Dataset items
START

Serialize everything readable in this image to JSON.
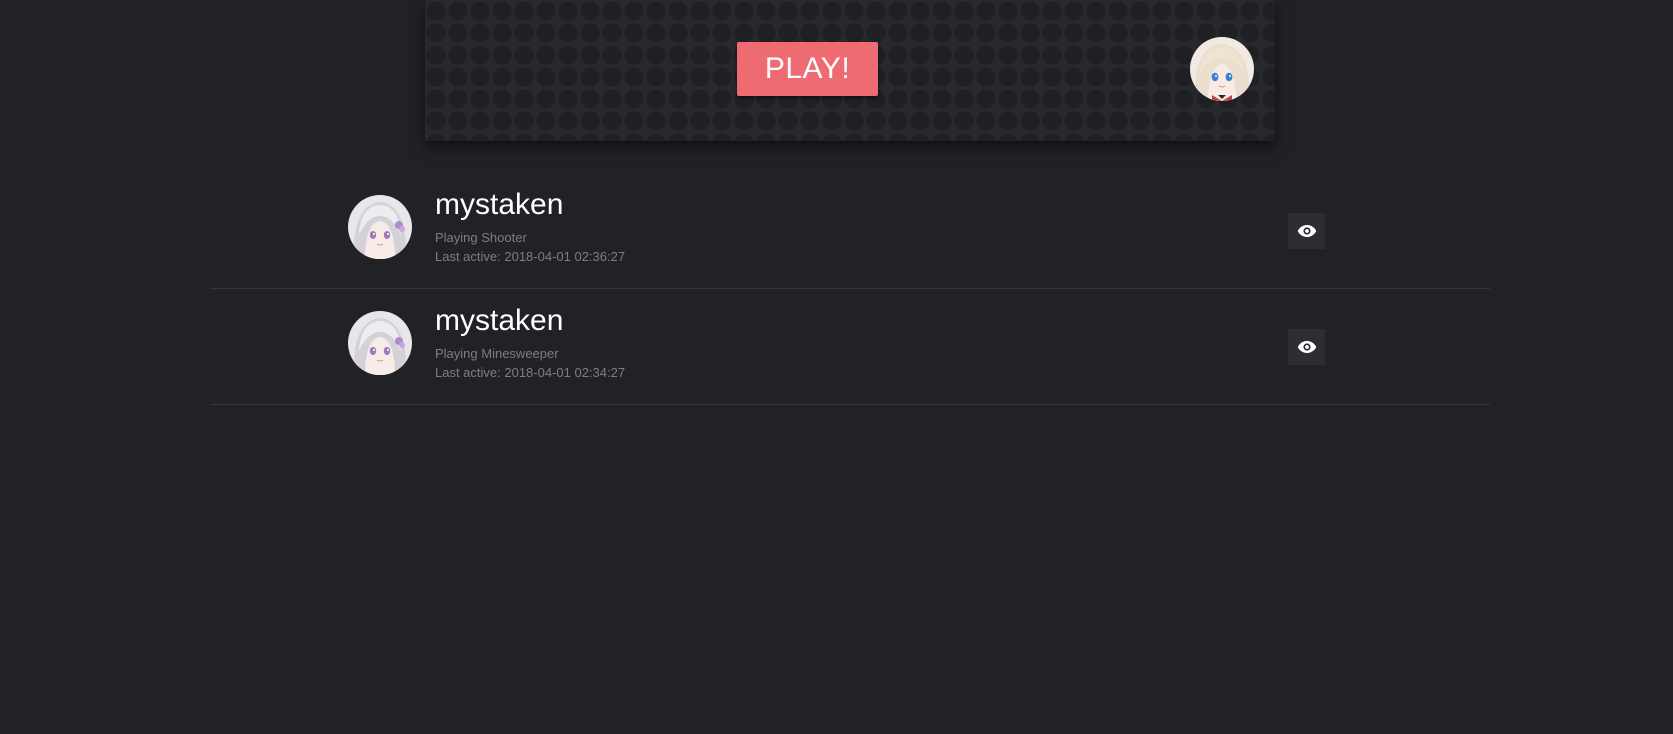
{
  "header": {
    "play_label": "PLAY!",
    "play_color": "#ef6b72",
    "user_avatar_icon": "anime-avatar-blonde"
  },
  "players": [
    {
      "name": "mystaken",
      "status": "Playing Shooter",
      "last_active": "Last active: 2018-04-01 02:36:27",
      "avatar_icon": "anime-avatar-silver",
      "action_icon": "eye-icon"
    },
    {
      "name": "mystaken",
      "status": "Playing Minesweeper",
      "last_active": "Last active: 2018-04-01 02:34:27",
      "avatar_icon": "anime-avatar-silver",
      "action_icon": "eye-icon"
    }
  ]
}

END

== EXERCISE DIRECTIONS ==
Retype every entry verbatim and exclude the pictures from the copy.

== COMPLETE ANSWER ==
Serialize everything readable in this image to JSON.
{
  "header": {
    "play_label": "PLAY!",
    "play_color": "#ef6b72",
    "user_avatar_icon": "anime-avatar-blonde"
  },
  "players": [
    {
      "name": "mystaken",
      "status": "Playing Shooter",
      "last_active": "Last active: 2018-04-01 02:36:27",
      "avatar_icon": "anime-avatar-silver",
      "action_icon": "eye-icon"
    },
    {
      "name": "mystaken",
      "status": "Playing Minesweeper",
      "last_active": "Last active: 2018-04-01 02:34:27",
      "avatar_icon": "anime-avatar-silver",
      "action_icon": "eye-icon"
    }
  ]
}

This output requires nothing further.